- [Task statement] For this exercise, repeat all of the material verbatim apart from its images.

- [Supplied material]
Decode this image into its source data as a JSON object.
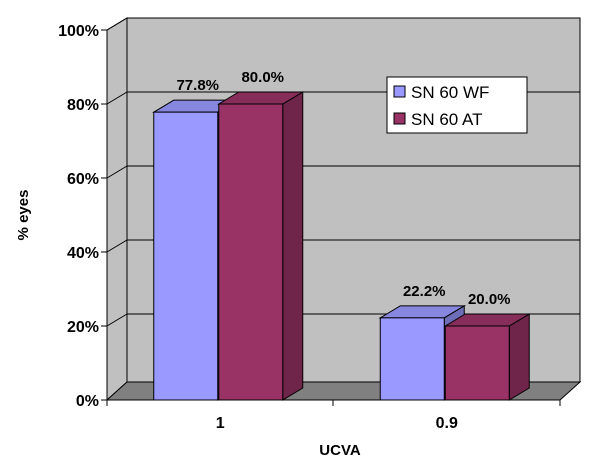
{
  "chart_data": {
    "type": "bar",
    "categories": [
      "1",
      "0.9"
    ],
    "series": [
      {
        "name": "SN 60 WF",
        "values": [
          77.8,
          22.2
        ],
        "labels": [
          "77.8%",
          "22.2%"
        ],
        "color": "#9999ff"
      },
      {
        "name": "SN 60 AT",
        "values": [
          80.0,
          20.0
        ],
        "labels": [
          "80.0%",
          "20.0%"
        ],
        "color": "#993366"
      }
    ],
    "title": "",
    "xlabel": "UCVA",
    "ylabel": "% eyes",
    "ylim": [
      0,
      100
    ],
    "yticks": [
      "0%",
      "20%",
      "40%",
      "60%",
      "80%",
      "100%"
    ],
    "grid": true,
    "legend": "top-right",
    "style": "3d"
  }
}
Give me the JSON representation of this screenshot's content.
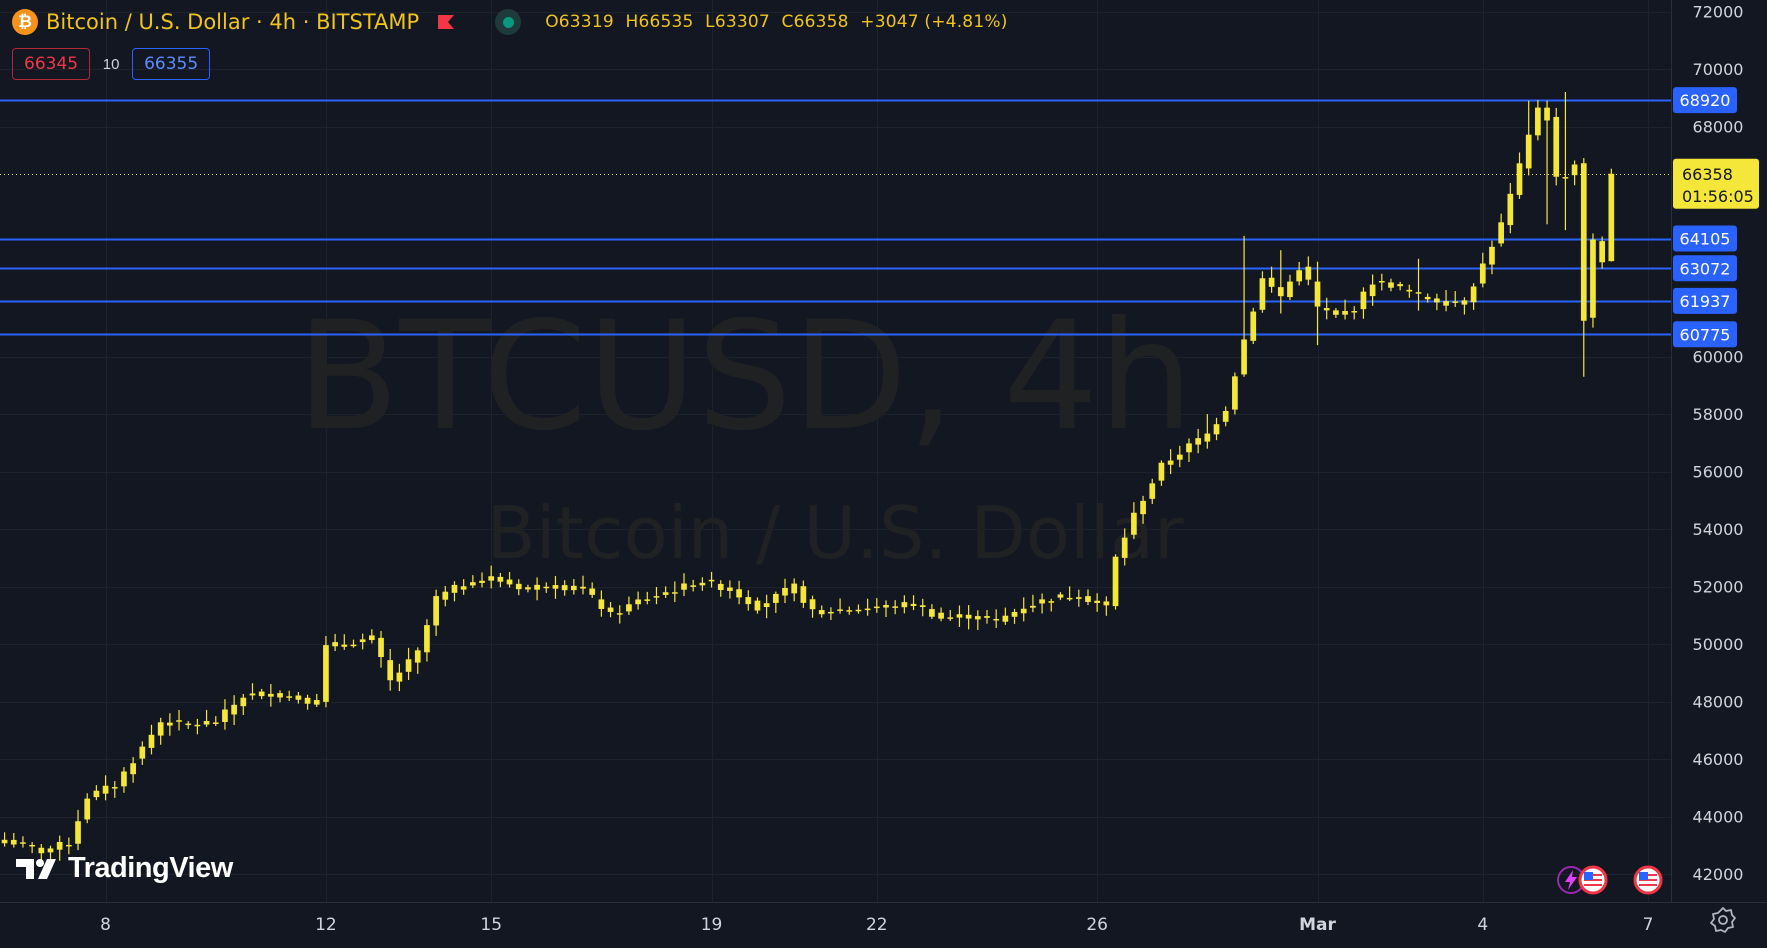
{
  "header": {
    "symbol_title": "Bitcoin / U.S. Dollar · 4h · BITSTAMP",
    "logo_glyph": "₿",
    "ohlc": {
      "open": "O63319",
      "high": "H66535",
      "low": "L63307",
      "close": "C66358",
      "change": "+3047 (+4.81%)"
    }
  },
  "quote": {
    "sell": "66345",
    "spread": "10",
    "buy": "66355"
  },
  "brand": {
    "name": "TradingView"
  },
  "colors": {
    "background": "#131722",
    "candle": "#f5e63a",
    "hline": "#2962ff",
    "price_tag": "#f5e63a",
    "grid": "#1e222d",
    "axis_text": "#d1d4dc"
  },
  "chart_data": {
    "type": "candlestick",
    "title": "BTCUSD, 4h",
    "subtitle": "Bitcoin / U.S. Dollar",
    "ylim": [
      41000,
      72400
    ],
    "y_ticks": [
      42000,
      44000,
      46000,
      48000,
      50000,
      52000,
      54000,
      56000,
      58000,
      60000,
      68000,
      70000,
      72000
    ],
    "x_ticks": [
      {
        "label": "8",
        "index": 11
      },
      {
        "label": "12",
        "index": 35
      },
      {
        "label": "15",
        "index": 53
      },
      {
        "label": "19",
        "index": 77
      },
      {
        "label": "22",
        "index": 95
      },
      {
        "label": "26",
        "index": 119
      },
      {
        "label": "Mar",
        "index": 143
      },
      {
        "label": "4",
        "index": 161
      },
      {
        "label": "7",
        "index": 179
      }
    ],
    "x_index_range": [
      -0.5,
      181.5
    ],
    "horizontal_lines": [
      68920,
      64105,
      63072,
      61937,
      60775
    ],
    "last_price": {
      "value": 66358,
      "label": "66358",
      "countdown": "01:56:05"
    },
    "grid": true,
    "anchors": [
      [
        0,
        43200
      ],
      [
        4,
        42800
      ],
      [
        7,
        43100
      ],
      [
        9,
        44700
      ],
      [
        12,
        45100
      ],
      [
        15,
        46400
      ],
      [
        17,
        47300
      ],
      [
        20,
        47200
      ],
      [
        23,
        47300
      ],
      [
        26,
        48200
      ],
      [
        29,
        48300
      ],
      [
        34,
        48000
      ],
      [
        35,
        49900
      ],
      [
        40,
        50200
      ],
      [
        42,
        48700
      ],
      [
        45,
        49700
      ],
      [
        47,
        51600
      ],
      [
        50,
        52100
      ],
      [
        53,
        52300
      ],
      [
        57,
        51900
      ],
      [
        59,
        52100
      ],
      [
        63,
        51900
      ],
      [
        66,
        51000
      ],
      [
        69,
        51500
      ],
      [
        73,
        51900
      ],
      [
        76,
        52200
      ],
      [
        79,
        51900
      ],
      [
        82,
        51300
      ],
      [
        86,
        52000
      ],
      [
        88,
        51100
      ],
      [
        91,
        51200
      ],
      [
        96,
        51300
      ],
      [
        99,
        51400
      ],
      [
        102,
        50900
      ],
      [
        105,
        51000
      ],
      [
        108,
        50800
      ],
      [
        111,
        51300
      ],
      [
        114,
        51600
      ],
      [
        117,
        51700
      ],
      [
        120,
        51300
      ],
      [
        121,
        53000
      ],
      [
        123,
        54500
      ],
      [
        126,
        56200
      ],
      [
        129,
        56900
      ],
      [
        131,
        57300
      ],
      [
        133,
        58200
      ],
      [
        135,
        60600
      ],
      [
        137,
        62700
      ],
      [
        139,
        62100
      ],
      [
        141,
        63100
      ],
      [
        142,
        62600
      ],
      [
        143,
        61700
      ],
      [
        145,
        61400
      ],
      [
        147,
        61700
      ],
      [
        149,
        62600
      ],
      [
        151,
        62500
      ],
      [
        154,
        62100
      ],
      [
        157,
        61900
      ],
      [
        159,
        61900
      ],
      [
        161,
        63200
      ],
      [
        163,
        64600
      ],
      [
        165,
        66600
      ],
      [
        167,
        68700
      ],
      [
        168,
        68300
      ],
      [
        169,
        66200
      ],
      [
        170,
        66300
      ],
      [
        171,
        66700
      ],
      [
        172,
        61300
      ],
      [
        173,
        64000
      ],
      [
        174,
        63300
      ],
      [
        175,
        66358
      ]
    ],
    "highlights": [
      {
        "i": 131,
        "h": 58000,
        "l": 56800
      },
      {
        "i": 135,
        "h": 64200,
        "l": 59300
      },
      {
        "i": 139,
        "h": 63700,
        "l": 61500
      },
      {
        "i": 143,
        "h": 63300,
        "l": 60400
      },
      {
        "i": 154,
        "h": 63400,
        "l": 61600
      },
      {
        "i": 166,
        "h": 68900,
        "l": 66300
      },
      {
        "i": 168,
        "h": 68900,
        "l": 64600
      },
      {
        "i": 170,
        "h": 69200,
        "l": 64400
      },
      {
        "i": 172,
        "h": 66900,
        "l": 59300
      },
      {
        "i": 175,
        "h": 66535,
        "l": 63307
      }
    ]
  }
}
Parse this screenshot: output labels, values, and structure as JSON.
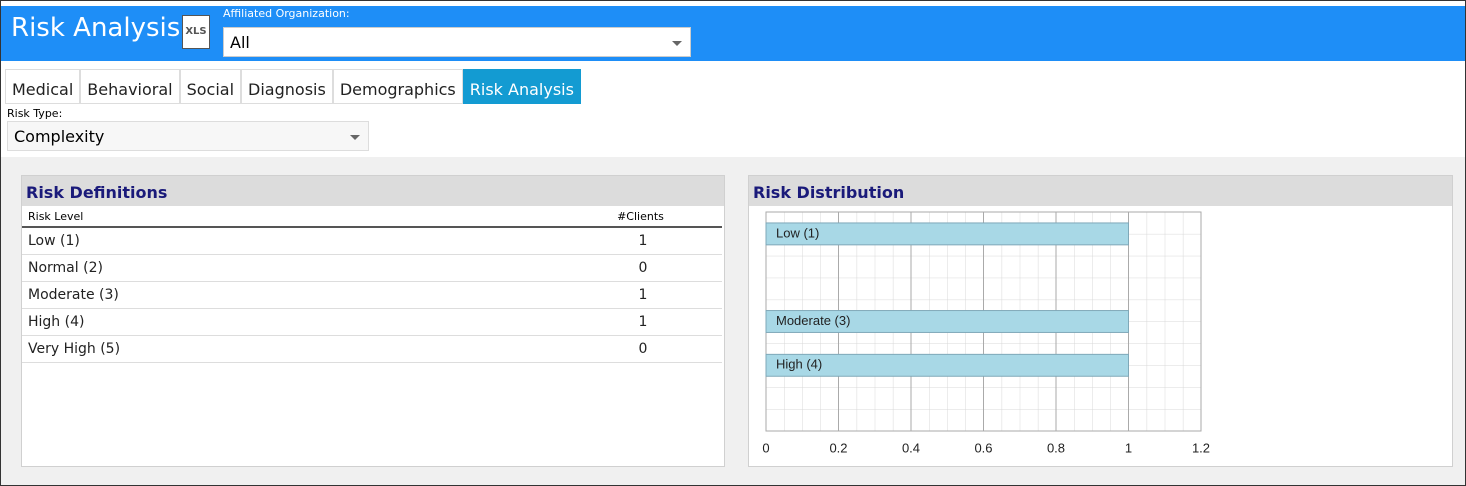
{
  "header": {
    "title": "Risk Analysis",
    "icon_label": "XLS",
    "org_label": "Affiliated Organization:",
    "org_value": "All"
  },
  "tabs": [
    "Medical",
    "Behavioral",
    "Social",
    "Diagnosis",
    "Demographics",
    "Risk Analysis"
  ],
  "active_tab": 5,
  "risk_type": {
    "label": "Risk Type:",
    "value": "Complexity"
  },
  "definitions": {
    "title": "Risk Definitions",
    "columns": [
      "Risk Level",
      "#Clients"
    ],
    "rows": [
      [
        "Low (1)",
        1
      ],
      [
        "Normal (2)",
        0
      ],
      [
        "Moderate (3)",
        1
      ],
      [
        "High (4)",
        1
      ],
      [
        "Very High (5)",
        0
      ]
    ]
  },
  "distribution_title": "Risk Distribution",
  "chart_data": {
    "type": "hbar",
    "categories": [
      "Low (1)",
      null,
      "Moderate (3)",
      "High (4)",
      null
    ],
    "values": [
      1,
      0,
      1,
      1,
      0
    ],
    "color": "#a8d8e6",
    "xlim": [
      0,
      1.2
    ],
    "xticks": [
      0,
      0.2,
      0.4,
      0.6,
      0.8,
      1,
      1.2
    ],
    "grid": true
  }
}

- [Finished task]
Decode this image into its source data as a JSON object.
{
  "chart_data": {
    "type": "bar",
    "categories": [
      "1",
      "0.9"
    ],
    "series": [
      {
        "name": "SN 60 WF",
        "values": [
          77.8,
          22.2
        ],
        "labels": [
          "77.8%",
          "22.2%"
        ],
        "color": "#9999ff"
      },
      {
        "name": "SN 60 AT",
        "values": [
          80.0,
          20.0
        ],
        "labels": [
          "80.0%",
          "20.0%"
        ],
        "color": "#993366"
      }
    ],
    "title": "",
    "xlabel": "UCVA",
    "ylabel": "% eyes",
    "ylim": [
      0,
      100
    ],
    "yticks": [
      "0%",
      "20%",
      "40%",
      "60%",
      "80%",
      "100%"
    ],
    "grid": true,
    "legend": "top-right",
    "style": "3d"
  }
}
Give me the JSON representation of this screenshot's content.
{
  "header": {
    "symbol_title": "Bitcoin / U.S. Dollar · 4h · BITSTAMP",
    "logo_glyph": "₿",
    "ohlc": {
      "open": "O63319",
      "high": "H66535",
      "low": "L63307",
      "close": "C66358",
      "change": "+3047 (+4.81%)"
    }
  },
  "quote": {
    "sell": "66345",
    "spread": "10",
    "buy": "66355"
  },
  "brand": {
    "name": "TradingView"
  },
  "colors": {
    "background": "#131722",
    "candle": "#f5e63a",
    "hline": "#2962ff",
    "price_tag": "#f5e63a",
    "grid": "#1e222d",
    "axis_text": "#d1d4dc"
  },
  "chart_data": {
    "type": "candlestick",
    "title": "BTCUSD, 4h",
    "subtitle": "Bitcoin / U.S. Dollar",
    "ylim": [
      41000,
      72400
    ],
    "y_ticks": [
      42000,
      44000,
      46000,
      48000,
      50000,
      52000,
      54000,
      56000,
      58000,
      60000,
      68000,
      70000,
      72000
    ],
    "x_ticks": [
      {
        "label": "8",
        "index": 11
      },
      {
        "label": "12",
        "index": 35
      },
      {
        "label": "15",
        "index": 53
      },
      {
        "label": "19",
        "index": 77
      },
      {
        "label": "22",
        "index": 95
      },
      {
        "label": "26",
        "index": 119
      },
      {
        "label": "Mar",
        "index": 143
      },
      {
        "label": "4",
        "index": 161
      },
      {
        "label": "7",
        "index": 179
      }
    ],
    "x_index_range": [
      -0.5,
      181.5
    ],
    "horizontal_lines": [
      68920,
      64105,
      63072,
      61937,
      60775
    ],
    "last_price": {
      "value": 66358,
      "label": "66358",
      "countdown": "01:56:05"
    },
    "grid": true,
    "anchors": [
      [
        0,
        43200
      ],
      [
        4,
        42800
      ],
      [
        7,
        43100
      ],
      [
        9,
        44700
      ],
      [
        12,
        45100
      ],
      [
        15,
        46400
      ],
      [
        17,
        47300
      ],
      [
        20,
        47200
      ],
      [
        23,
        47300
      ],
      [
        26,
        48200
      ],
      [
        29,
        48300
      ],
      [
        34,
        48000
      ],
      [
        35,
        49900
      ],
      [
        40,
        50200
      ],
      [
        42,
        48700
      ],
      [
        45,
        49700
      ],
      [
        47,
        51600
      ],
      [
        50,
        52100
      ],
      [
        53,
        52300
      ],
      [
        57,
        51900
      ],
      [
        59,
        52100
      ],
      [
        63,
        51900
      ],
      [
        66,
        51000
      ],
      [
        69,
        51500
      ],
      [
        73,
        51900
      ],
      [
        76,
        52200
      ],
      [
        79,
        51900
      ],
      [
        82,
        51300
      ],
      [
        86,
        52000
      ],
      [
        88,
        51100
      ],
      [
        91,
        51200
      ],
      [
        96,
        51300
      ],
      [
        99,
        51400
      ],
      [
        102,
        50900
      ],
      [
        105,
        51000
      ],
      [
        108,
        50800
      ],
      [
        111,
        51300
      ],
      [
        114,
        51600
      ],
      [
        117,
        51700
      ],
      [
        120,
        51300
      ],
      [
        121,
        53000
      ],
      [
        123,
        54500
      ],
      [
        126,
        56200
      ],
      [
        129,
        56900
      ],
      [
        131,
        57300
      ],
      [
        133,
        58200
      ],
      [
        135,
        60600
      ],
      [
        137,
        62700
      ],
      [
        139,
        62100
      ],
      [
        141,
        63100
      ],
      [
        142,
        62600
      ],
      [
        143,
        61700
      ],
      [
        145,
        61400
      ],
      [
        147,
        61700
      ],
      [
        149,
        62600
      ],
      [
        151,
        62500
      ],
      [
        154,
        62100
      ],
      [
        157,
        61900
      ],
      [
        159,
        61900
      ],
      [
        161,
        63200
      ],
      [
        163,
        64600
      ],
      [
        165,
        66600
      ],
      [
        167,
        68700
      ],
      [
        168,
        68300
      ],
      [
        169,
        66200
      ],
      [
        170,
        66300
      ],
      [
        171,
        66700
      ],
      [
        172,
        61300
      ],
      [
        173,
        64000
      ],
      [
        174,
        63300
      ],
      [
        175,
        66358
      ]
    ],
    "highlights": [
      {
        "i": 131,
        "h": 58000,
        "l": 56800
      },
      {
        "i": 135,
        "h": 64200,
        "l": 59300
      },
      {
        "i": 139,
        "h": 63700,
        "l": 61500
      },
      {
        "i": 143,
        "h": 63300,
        "l": 60400
      },
      {
        "i": 154,
        "h": 63400,
        "l": 61600
      },
      {
        "i": 166,
        "h": 68900,
        "l": 66300
      },
      {
        "i": 168,
        "h": 68900,
        "l": 64600
      },
      {
        "i": 170,
        "h": 69200,
        "l": 64400
      },
      {
        "i": 172,
        "h": 66900,
        "l": 59300
      },
      {
        "i": 175,
        "h": 66535,
        "l": 63307
      }
    ]
  }
}
Parse this screenshot: output labels, values, and structure as JSON.
{
  "header": {
    "title": "Risk Analysis",
    "icon_label": "XLS",
    "org_label": "Affiliated Organization:",
    "org_value": "All"
  },
  "tabs": [
    "Medical",
    "Behavioral",
    "Social",
    "Diagnosis",
    "Demographics",
    "Risk Analysis"
  ],
  "active_tab": 5,
  "risk_type": {
    "label": "Risk Type:",
    "value": "Complexity"
  },
  "definitions": {
    "title": "Risk Definitions",
    "columns": [
      "Risk Level",
      "#Clients"
    ],
    "rows": [
      [
        "Low (1)",
        1
      ],
      [
        "Normal (2)",
        0
      ],
      [
        "Moderate (3)",
        1
      ],
      [
        "High (4)",
        1
      ],
      [
        "Very High (5)",
        0
      ]
    ]
  },
  "distribution_title": "Risk Distribution",
  "chart_data": {
    "type": "hbar",
    "categories": [
      "Low (1)",
      null,
      "Moderate (3)",
      "High (4)",
      null
    ],
    "values": [
      1,
      0,
      1,
      1,
      0
    ],
    "color": "#a8d8e6",
    "xlim": [
      0,
      1.2
    ],
    "xticks": [
      0,
      0.2,
      0.4,
      0.6,
      0.8,
      1,
      1.2
    ],
    "grid": true
  }
}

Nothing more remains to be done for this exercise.